***** Texto *****
Fonte Biblio CRUZ, Julio Lendas Lafonenses Vouzela, AVIZ / Clube de Ambiente e Património da Escola Secundária de Vouzela / ADRL, 1998 , p.26

sexta-feira, agosto 01, 2014

Histórias que por cá se contam

Deve ser por este chão de granito que nos queima no verão e gela no inverno. Ou, talvez, pela pequenez que sentimos perante a imensidão dos horizontes,  pelo contraste das cores e dos humores das águas nas diversas estações. Deve ser por tudo isso que a memória do que por cá houve nunca se ficou pelas meias tintas. Amor ou ódio, comédia ou tragédia, tudo ou nada. Sentimentos sinceros, mas extremos, que vão muito para além do entendimento da razão. É então que entra a lenda. E elas não faltam por estas terras de santos e pecadores, heróis e mártires. Os gregos usavam-nas para ensinar as virtudes aos seus jovens e adverti-los para as misérias. Desde sempre, passaram de geração em geração, numa tentativa de explicar o inexplicável. Seja como for, as lendas, esse misto de realidade e ficção, refletem o modo como um povo se relacionou com o seu meio, com os seus medos, com os seus desejos. Aí ficam as nossas. Heróis, moiras encantadas, tesouros escondidos, milagres e lobisomens, aí se apresentam.  Apenas acessíveis a corações puros e imaginações largas.
*****
Instrução dada 1 | Segundo o texto sobre as lendas, com que finalidade os gregos as utilizavam?
***** Material da tarefa *****
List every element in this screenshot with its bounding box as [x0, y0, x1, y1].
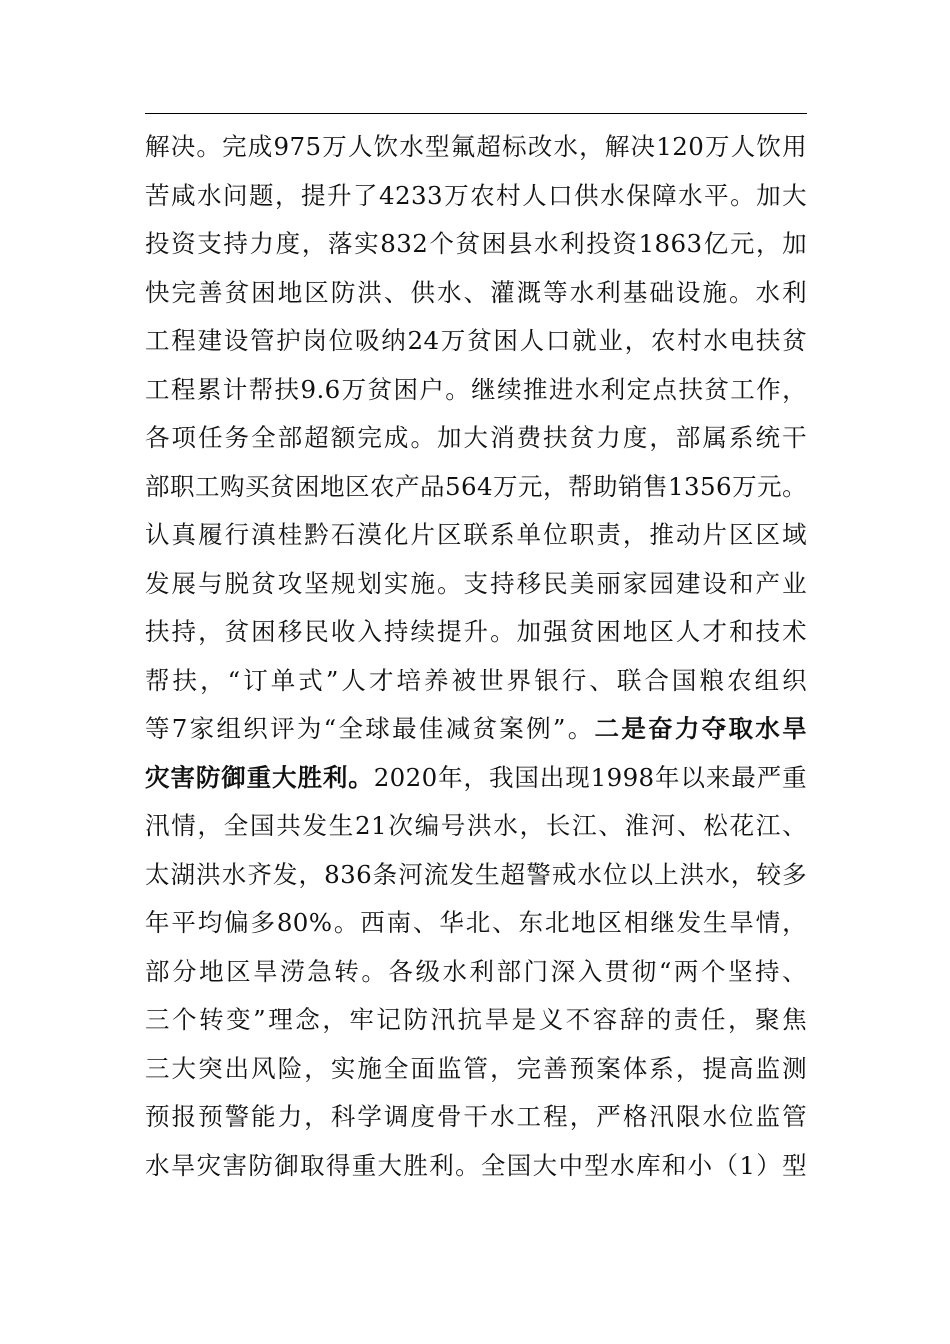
text-segment: 苦咸水问题，提升了4233万农村人口供水保障水平。加大 — [145, 180, 807, 210]
text-segment: 年平均偏多80%。西南、华北、东北地区相继发生旱情， — [145, 908, 807, 937]
text-line — [145, 366, 807, 415]
text-segment: 解决。完成975万人饮水型氟超标改水，解决120万人饮用 — [145, 132, 807, 161]
text-segment: 投资支持力度，落实832个贫困县水利投资1863亿元，加 — [145, 229, 807, 258]
header-rule — [145, 113, 807, 114]
text-segment: 水旱灾害防御取得重大胜利。全国大中型水库和小（1）型 — [145, 1150, 807, 1180]
text-line — [145, 608, 807, 657]
bold-text-segment: 二是奋力夺取水旱 — [594, 714, 808, 743]
text-line — [145, 511, 807, 560]
text-segment: 汛情，全国共发生21次编号洪水，长江、淮河、松花江、 — [145, 811, 807, 840]
text-segment: 快完善贫困地区防洪、供水、灌溉等水利基础设施。水利 — [145, 277, 807, 307]
text-line — [145, 172, 807, 221]
text-segment: 各项任务全部超额完成。加大消费扶贫力度，部属系统干 — [145, 423, 807, 452]
text-segment: 2020年，我国出现1998年以来最严重 — [373, 762, 807, 792]
text-line — [145, 754, 807, 803]
text-line — [145, 1093, 807, 1142]
text-line — [145, 1045, 807, 1094]
text-line — [145, 317, 807, 366]
text-line — [145, 123, 807, 172]
text-segment: 太湖洪水齐发，836条河流发生超警戒水位以上洪水，较多 — [145, 859, 807, 889]
text-line — [145, 414, 807, 463]
text-segment: 等7家组织评为“全球最佳减贫案例”。 — [145, 714, 595, 743]
text-line — [145, 996, 807, 1045]
text-line — [145, 220, 807, 269]
text-segment: 三个转变”理念，牢记防汛抗旱是义不容辞的责任，聚焦 — [145, 1005, 807, 1034]
text-segment: 认真履行滇桂黔石漠化片区联系单位职责，推动片区区域 — [145, 520, 807, 549]
text-segment: 部分地区旱涝急转。各级水利部门深入贯彻“两个坚持、 — [145, 956, 807, 986]
text-segment: 扶持，贫困移民收入持续提升。加强贫困地区人才和技术 — [145, 617, 807, 646]
text-line — [145, 802, 807, 851]
text-line — [145, 948, 807, 997]
text-segment: 工程累计帮扶9.6万贫困户。继续推进水利定点扶贫工作， — [145, 374, 807, 404]
text-segment: 工程建设管护岗位吸纳24万贫困人口就业，农村水电扶贫 — [145, 326, 807, 355]
text-line — [145, 269, 807, 318]
text-segment: 预报预警能力，科学调度骨干水工程，严格汛限水位监管 — [145, 1102, 807, 1131]
text-line — [145, 657, 807, 706]
text-segment: 帮扶，“订单式”人才培养被世界银行、联合国粮农组织 — [145, 665, 807, 695]
text-line — [145, 899, 807, 948]
bold-text-segment: 灾害防御重大胜利。 — [145, 762, 374, 792]
text-segment: 三大突出风险，实施全面监管，完善预案体系，提高监测 — [145, 1053, 807, 1083]
text-line — [145, 1142, 807, 1191]
text-line — [145, 463, 807, 512]
text-segment: 部职工购买贫困地区农产品564万元，帮助销售1356万元。 — [145, 471, 807, 501]
text-line — [145, 705, 807, 754]
body-text — [145, 123, 807, 1190]
text-segment: 发展与脱贫攻坚规划实施。支持移民美丽家园建设和产业 — [145, 568, 807, 598]
text-line — [145, 851, 807, 900]
text-line — [145, 560, 807, 609]
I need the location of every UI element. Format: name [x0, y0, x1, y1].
*****
Instrução dada 2 | Duplique, nos registros, todas as linhas desde a que contém "text-segment: 苦咸水问题，提升了4233万农村人口供水保障水平。加大 —" até a que contém "text-segment: 工程建设管护岗位吸纳24万贫困人口就业，农村水电扶贫 —", incluindo ambas.

Resposta final 1 | Para ensinar as virtudes aos seus jovens e adverti-los para as misérias.

Resposta final 2 |
text-segment: 苦咸水问题，提升了4233万农村人口供水保障水平。加大 — [145, 180, 807, 210]
text-segment: 年平均偏多80%。西南、华北、东北地区相继发生旱情， — [145, 908, 807, 937]
text-line — [145, 366, 807, 415]
text-segment: 解决。完成975万人饮水型氟超标改水，解决120万人饮用 — [145, 132, 807, 161]
text-segment: 投资支持力度，落实832个贫困县水利投资1863亿元，加 — [145, 229, 807, 258]
header-rule — [145, 113, 807, 114]
text-segment: 水旱灾害防御取得重大胜利。全国大中型水库和小（1）型 — [145, 1150, 807, 1180]
text-line — [145, 608, 807, 657]
bold-text-segment: 二是奋力夺取水旱 — [594, 714, 808, 743]
text-line — [145, 511, 807, 560]
text-segment: 汛情，全国共发生21次编号洪水，长江、淮河、松花江、 — [145, 811, 807, 840]
text-segment: 快完善贫困地区防洪、供水、灌溉等水利基础设施。水利 — [145, 277, 807, 307]
text-line — [145, 172, 807, 221]
text-segment: 各项任务全部超额完成。加大消费扶贫力度，部属系统干 — [145, 423, 807, 452]
text-segment: 2020年，我国出现1998年以来最严重 — [373, 762, 807, 792]
text-line — [145, 754, 807, 803]
text-line — [145, 1093, 807, 1142]
text-line — [145, 1045, 807, 1094]
text-line — [145, 317, 807, 366]
text-line — [145, 123, 807, 172]
text-segment: 太湖洪水齐发，836条河流发生超警戒水位以上洪水，较多 — [145, 859, 807, 889]
text-line — [145, 414, 807, 463]
text-segment: 等7家组织评为“全球最佳减贫案例”。 — [145, 714, 595, 743]
text-line — [145, 996, 807, 1045]
text-line — [145, 220, 807, 269]
text-segment: 三个转变”理念，牢记防汛抗旱是义不容辞的责任，聚焦 — [145, 1005, 807, 1034]
text-segment: 认真履行滇桂黔石漠化片区联系单位职责，推动片区区域 — [145, 520, 807, 549]
text-segment: 部分地区旱涝急转。各级水利部门深入贯彻“两个坚持、 — [145, 956, 807, 986]
text-segment: 扶持，贫困移民收入持续提升。加强贫困地区人才和技术 — [145, 617, 807, 646]
text-line — [145, 802, 807, 851]
text-line — [145, 948, 807, 997]
text-segment: 工程累计帮扶9.6万贫困户。继续推进水利定点扶贫工作， — [145, 374, 807, 404]
text-segment: 工程建设管护岗位吸纳24万贫困人口就业，农村水电扶贫 — [145, 326, 807, 355]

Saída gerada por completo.